INSTRUCTIONS TO FOLLOW → Extract the complete listing and output it unchanged.

>> BEGIN INFORMATION SUPPLIED

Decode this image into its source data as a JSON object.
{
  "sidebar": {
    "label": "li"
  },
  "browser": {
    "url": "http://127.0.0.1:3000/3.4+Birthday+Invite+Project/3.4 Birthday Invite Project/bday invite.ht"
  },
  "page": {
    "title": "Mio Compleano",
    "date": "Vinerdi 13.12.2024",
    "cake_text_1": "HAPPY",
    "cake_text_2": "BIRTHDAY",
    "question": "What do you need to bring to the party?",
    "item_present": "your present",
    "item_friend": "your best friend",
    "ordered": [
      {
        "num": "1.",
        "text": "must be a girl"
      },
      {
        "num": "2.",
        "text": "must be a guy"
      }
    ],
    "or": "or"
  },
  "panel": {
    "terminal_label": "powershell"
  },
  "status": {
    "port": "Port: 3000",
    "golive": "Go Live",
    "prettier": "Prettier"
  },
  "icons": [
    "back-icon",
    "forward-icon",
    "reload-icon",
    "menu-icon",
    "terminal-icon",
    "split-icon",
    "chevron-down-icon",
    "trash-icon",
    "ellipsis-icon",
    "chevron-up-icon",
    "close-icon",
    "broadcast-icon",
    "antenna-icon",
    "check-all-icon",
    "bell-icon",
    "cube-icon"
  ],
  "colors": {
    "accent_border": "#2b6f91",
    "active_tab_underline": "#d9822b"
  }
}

>> END INFORMATION SUPPLIED

SOLUTION FOR THIS EXERCISE →
Decode this image into its source data as a JSON object.
{
  "sidebar": {
    "label": "li"
  },
  "browser": {
    "url": "http://127.0.0.1:3000/3.4+Birthday+Invite+Project/3.4 Birthday Invite Project/bday invite.ht"
  },
  "page": {
    "title": "Mio Compleano",
    "date": "Vinerdi 13.12.2024",
    "cake_text_1": "HAPPY",
    "cake_text_2": "BIRTHDAY",
    "question": "What do you need to bring to the party?",
    "item_present": "your present",
    "item_friend": "your best friend",
    "ordered": [
      {
        "num": "1.",
        "text": "must be a girl"
      },
      {
        "num": "2.",
        "text": "must be a guy"
      }
    ],
    "or": "or"
  },
  "panel": {
    "terminal_label": "powershell"
  },
  "status": {
    "port": "Port: 3000",
    "golive": "Go Live",
    "prettier": "Prettier"
  },
  "icons": [
    "back-icon",
    "forward-icon",
    "reload-icon",
    "menu-icon",
    "terminal-icon",
    "split-icon",
    "chevron-down-icon",
    "trash-icon",
    "ellipsis-icon",
    "chevron-up-icon",
    "close-icon",
    "broadcast-icon",
    "antenna-icon",
    "check-all-icon",
    "bell-icon",
    "cube-icon"
  ],
  "colors": {
    "accent_border": "#2b6f91",
    "active_tab_underline": "#d9822b"
  }
}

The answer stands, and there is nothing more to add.